- Written exercise
Please copy all the lines that follow, word for word.

--- Begin Recorded data ---

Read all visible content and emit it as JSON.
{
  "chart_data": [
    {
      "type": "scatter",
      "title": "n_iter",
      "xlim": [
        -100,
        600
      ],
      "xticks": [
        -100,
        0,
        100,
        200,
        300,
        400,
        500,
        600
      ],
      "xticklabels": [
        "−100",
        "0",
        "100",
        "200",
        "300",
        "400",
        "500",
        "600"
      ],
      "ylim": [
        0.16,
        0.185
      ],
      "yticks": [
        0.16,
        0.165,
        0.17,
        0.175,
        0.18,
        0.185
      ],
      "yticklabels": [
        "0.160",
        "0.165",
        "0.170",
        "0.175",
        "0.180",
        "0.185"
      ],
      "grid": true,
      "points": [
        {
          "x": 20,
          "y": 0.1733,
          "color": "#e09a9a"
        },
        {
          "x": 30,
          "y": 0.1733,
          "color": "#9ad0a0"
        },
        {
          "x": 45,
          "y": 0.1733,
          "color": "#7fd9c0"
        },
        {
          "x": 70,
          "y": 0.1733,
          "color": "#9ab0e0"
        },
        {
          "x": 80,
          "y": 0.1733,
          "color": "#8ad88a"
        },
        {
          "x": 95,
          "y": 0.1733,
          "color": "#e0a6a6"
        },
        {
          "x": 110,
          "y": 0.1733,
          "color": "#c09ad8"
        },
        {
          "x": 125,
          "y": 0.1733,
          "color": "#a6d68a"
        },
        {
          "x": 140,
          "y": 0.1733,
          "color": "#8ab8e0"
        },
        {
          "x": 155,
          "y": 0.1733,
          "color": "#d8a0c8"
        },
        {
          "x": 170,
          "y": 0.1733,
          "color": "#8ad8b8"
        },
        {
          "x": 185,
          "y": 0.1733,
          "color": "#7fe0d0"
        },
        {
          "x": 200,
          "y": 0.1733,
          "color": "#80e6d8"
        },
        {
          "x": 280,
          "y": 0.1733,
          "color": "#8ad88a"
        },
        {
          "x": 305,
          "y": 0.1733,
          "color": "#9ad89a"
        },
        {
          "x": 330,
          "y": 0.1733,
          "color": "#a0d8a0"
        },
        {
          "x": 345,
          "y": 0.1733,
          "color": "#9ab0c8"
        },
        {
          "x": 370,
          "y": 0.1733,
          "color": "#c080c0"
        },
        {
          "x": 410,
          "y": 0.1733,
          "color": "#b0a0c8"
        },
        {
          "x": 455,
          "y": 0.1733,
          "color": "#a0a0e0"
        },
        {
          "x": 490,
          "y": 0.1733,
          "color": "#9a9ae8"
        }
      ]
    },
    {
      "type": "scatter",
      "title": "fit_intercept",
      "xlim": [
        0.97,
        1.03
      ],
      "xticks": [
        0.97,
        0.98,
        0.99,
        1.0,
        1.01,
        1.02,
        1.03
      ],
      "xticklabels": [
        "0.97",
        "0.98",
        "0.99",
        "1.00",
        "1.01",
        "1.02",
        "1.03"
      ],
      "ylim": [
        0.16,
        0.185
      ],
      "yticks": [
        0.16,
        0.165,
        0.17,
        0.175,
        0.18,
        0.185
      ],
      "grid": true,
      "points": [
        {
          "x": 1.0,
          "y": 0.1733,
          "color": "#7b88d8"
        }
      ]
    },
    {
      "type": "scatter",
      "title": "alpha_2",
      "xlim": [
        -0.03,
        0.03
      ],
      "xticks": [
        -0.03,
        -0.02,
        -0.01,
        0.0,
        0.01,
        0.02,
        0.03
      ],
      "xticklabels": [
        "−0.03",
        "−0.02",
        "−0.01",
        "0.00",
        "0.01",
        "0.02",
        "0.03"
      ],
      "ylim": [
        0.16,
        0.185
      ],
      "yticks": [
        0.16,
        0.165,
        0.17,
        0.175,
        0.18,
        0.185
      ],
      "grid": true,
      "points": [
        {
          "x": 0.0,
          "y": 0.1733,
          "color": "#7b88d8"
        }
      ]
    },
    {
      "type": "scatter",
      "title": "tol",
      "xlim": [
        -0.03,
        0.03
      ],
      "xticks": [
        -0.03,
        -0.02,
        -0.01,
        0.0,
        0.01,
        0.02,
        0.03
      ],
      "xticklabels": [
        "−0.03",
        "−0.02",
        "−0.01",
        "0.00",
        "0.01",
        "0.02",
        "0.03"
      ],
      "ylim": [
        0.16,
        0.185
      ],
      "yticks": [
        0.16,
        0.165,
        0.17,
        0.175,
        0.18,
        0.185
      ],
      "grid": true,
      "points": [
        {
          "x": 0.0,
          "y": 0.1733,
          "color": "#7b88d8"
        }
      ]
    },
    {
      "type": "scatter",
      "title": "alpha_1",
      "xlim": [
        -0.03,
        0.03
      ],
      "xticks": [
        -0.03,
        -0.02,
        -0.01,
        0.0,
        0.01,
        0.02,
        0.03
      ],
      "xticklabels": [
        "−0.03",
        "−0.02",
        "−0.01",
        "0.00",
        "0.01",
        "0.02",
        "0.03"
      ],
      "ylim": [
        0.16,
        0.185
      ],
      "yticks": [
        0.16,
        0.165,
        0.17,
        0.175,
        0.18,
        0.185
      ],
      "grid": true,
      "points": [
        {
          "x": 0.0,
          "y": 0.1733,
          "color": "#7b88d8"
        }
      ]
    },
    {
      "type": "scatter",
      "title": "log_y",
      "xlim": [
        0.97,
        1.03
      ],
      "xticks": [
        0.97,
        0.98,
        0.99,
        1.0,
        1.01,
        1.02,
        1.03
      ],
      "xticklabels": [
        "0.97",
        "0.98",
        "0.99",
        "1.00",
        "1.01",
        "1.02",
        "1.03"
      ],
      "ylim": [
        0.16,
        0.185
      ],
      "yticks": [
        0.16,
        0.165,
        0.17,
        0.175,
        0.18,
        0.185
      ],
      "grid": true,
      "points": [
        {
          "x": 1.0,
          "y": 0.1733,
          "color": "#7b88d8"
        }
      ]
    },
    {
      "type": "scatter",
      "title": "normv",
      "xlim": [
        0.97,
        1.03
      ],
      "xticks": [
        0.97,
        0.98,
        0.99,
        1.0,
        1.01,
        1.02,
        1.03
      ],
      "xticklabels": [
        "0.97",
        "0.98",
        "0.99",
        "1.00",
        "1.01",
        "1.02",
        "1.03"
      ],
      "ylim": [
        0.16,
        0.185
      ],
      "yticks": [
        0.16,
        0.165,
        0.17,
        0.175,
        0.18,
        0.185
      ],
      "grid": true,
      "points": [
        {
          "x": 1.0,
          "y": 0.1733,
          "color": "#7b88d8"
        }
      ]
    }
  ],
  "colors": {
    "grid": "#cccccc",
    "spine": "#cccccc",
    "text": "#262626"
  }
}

--- End Recorded data ---

- Result below
Read all visible content and emit it as JSON.
{
  "chart_data": [
    {
      "type": "scatter",
      "title": "n_iter",
      "xlim": [
        -100,
        600
      ],
      "xticks": [
        -100,
        0,
        100,
        200,
        300,
        400,
        500,
        600
      ],
      "xticklabels": [
        "−100",
        "0",
        "100",
        "200",
        "300",
        "400",
        "500",
        "600"
      ],
      "ylim": [
        0.16,
        0.185
      ],
      "yticks": [
        0.16,
        0.165,
        0.17,
        0.175,
        0.18,
        0.185
      ],
      "yticklabels": [
        "0.160",
        "0.165",
        "0.170",
        "0.175",
        "0.180",
        "0.185"
      ],
      "grid": true,
      "points": [
        {
          "x": 20,
          "y": 0.1733,
          "color": "#e09a9a"
        },
        {
          "x": 30,
          "y": 0.1733,
          "color": "#9ad0a0"
        },
        {
          "x": 45,
          "y": 0.1733,
          "color": "#7fd9c0"
        },
        {
          "x": 70,
          "y": 0.1733,
          "color": "#9ab0e0"
        },
        {
          "x": 80,
          "y": 0.1733,
          "color": "#8ad88a"
        },
        {
          "x": 95,
          "y": 0.1733,
          "color": "#e0a6a6"
        },
        {
          "x": 110,
          "y": 0.1733,
          "color": "#c09ad8"
        },
        {
          "x": 125,
          "y": 0.1733,
          "color": "#a6d68a"
        },
        {
          "x": 140,
          "y": 0.1733,
          "color": "#8ab8e0"
        },
        {
          "x": 155,
          "y": 0.1733,
          "color": "#d8a0c8"
        },
        {
          "x": 170,
          "y": 0.1733,
          "color": "#8ad8b8"
        },
        {
          "x": 185,
          "y": 0.1733,
          "color": "#7fe0d0"
        },
        {
          "x": 200,
          "y": 0.1733,
          "color": "#80e6d8"
        },
        {
          "x": 280,
          "y": 0.1733,
          "color": "#8ad88a"
        },
        {
          "x": 305,
          "y": 0.1733,
          "color": "#9ad89a"
        },
        {
          "x": 330,
          "y": 0.1733,
          "color": "#a0d8a0"
        },
        {
          "x": 345,
          "y": 0.1733,
          "color": "#9ab0c8"
        },
        {
          "x": 370,
          "y": 0.1733,
          "color": "#c080c0"
        },
        {
          "x": 410,
          "y": 0.1733,
          "color": "#b0a0c8"
        },
        {
          "x": 455,
          "y": 0.1733,
          "color": "#a0a0e0"
        },
        {
          "x": 490,
          "y": 0.1733,
          "color": "#9a9ae8"
        }
      ]
    },
    {
      "type": "scatter",
      "title": "fit_intercept",
      "xlim": [
        0.97,
        1.03
      ],
      "xticks": [
        0.97,
        0.98,
        0.99,
        1.0,
        1.01,
        1.02,
        1.03
      ],
      "xticklabels": [
        "0.97",
        "0.98",
        "0.99",
        "1.00",
        "1.01",
        "1.02",
        "1.03"
      ],
      "ylim": [
        0.16,
        0.185
      ],
      "yticks": [
        0.16,
        0.165,
        0.17,
        0.175,
        0.18,
        0.185
      ],
      "grid": true,
      "points": [
        {
          "x": 1.0,
          "y": 0.1733,
          "color": "#7b88d8"
        }
      ]
    },
    {
      "type": "scatter",
      "title": "alpha_2",
      "xlim": [
        -0.03,
        0.03
      ],
      "xticks": [
        -0.03,
        -0.02,
        -0.01,
        0.0,
        0.01,
        0.02,
        0.03
      ],
      "xticklabels": [
        "−0.03",
        "−0.02",
        "−0.01",
        "0.00",
        "0.01",
        "0.02",
        "0.03"
      ],
      "ylim": [
        0.16,
        0.185
      ],
      "yticks": [
        0.16,
        0.165,
        0.17,
        0.175,
        0.18,
        0.185
      ],
      "grid": true,
      "points": [
        {
          "x": 0.0,
          "y": 0.1733,
          "color": "#7b88d8"
        }
      ]
    },
    {
      "type": "scatter",
      "title": "tol",
      "xlim": [
        -0.03,
        0.03
      ],
      "xticks": [
        -0.03,
        -0.02,
        -0.01,
        0.0,
        0.01,
        0.02,
        0.03
      ],
      "xticklabels": [
        "−0.03",
        "−0.02",
        "−0.01",
        "0.00",
        "0.01",
        "0.02",
        "0.03"
      ],
      "ylim": [
        0.16,
        0.185
      ],
      "yticks": [
        0.16,
        0.165,
        0.17,
        0.175,
        0.18,
        0.185
      ],
      "grid": true,
      "points": [
        {
          "x": 0.0,
          "y": 0.1733,
          "color": "#7b88d8"
        }
      ]
    },
    {
      "type": "scatter",
      "title": "alpha_1",
      "xlim": [
        -0.03,
        0.03
      ],
      "xticks": [
        -0.03,
        -0.02,
        -0.01,
        0.0,
        0.01,
        0.02,
        0.03
      ],
      "xticklabels": [
        "−0.03",
        "−0.02",
        "−0.01",
        "0.00",
        "0.01",
        "0.02",
        "0.03"
      ],
      "ylim": [
        0.16,
        0.185
      ],
      "yticks": [
        0.16,
        0.165,
        0.17,
        0.175,
        0.18,
        0.185
      ],
      "grid": true,
      "points": [
        {
          "x": 0.0,
          "y": 0.1733,
          "color": "#7b88d8"
        }
      ]
    },
    {
      "type": "scatter",
      "title": "log_y",
      "xlim": [
        0.97,
        1.03
      ],
      "xticks": [
        0.97,
        0.98,
        0.99,
        1.0,
        1.01,
        1.02,
        1.03
      ],
      "xticklabels": [
        "0.97",
        "0.98",
        "0.99",
        "1.00",
        "1.01",
        "1.02",
        "1.03"
      ],
      "ylim": [
        0.16,
        0.185
      ],
      "yticks": [
        0.16,
        0.165,
        0.17,
        0.175,
        0.18,
        0.185
      ],
      "grid": true,
      "points": [
        {
          "x": 1.0,
          "y": 0.1733,
          "color": "#7b88d8"
        }
      ]
    },
    {
      "type": "scatter",
      "title": "normv",
      "xlim": [
        0.97,
        1.03
      ],
      "xticks": [
        0.97,
        0.98,
        0.99,
        1.0,
        1.01,
        1.02,
        1.03
      ],
      "xticklabels": [
        "0.97",
        "0.98",
        "0.99",
        "1.00",
        "1.01",
        "1.02",
        "1.03"
      ],
      "ylim": [
        0.16,
        0.185
      ],
      "yticks": [
        0.16,
        0.165,
        0.17,
        0.175,
        0.18,
        0.185
      ],
      "grid": true,
      "points": [
        {
          "x": 1.0,
          "y": 0.1733,
          "color": "#7b88d8"
        }
      ]
    }
  ],
  "colors": {
    "grid": "#cccccc",
    "spine": "#cccccc",
    "text": "#262626"
  }
}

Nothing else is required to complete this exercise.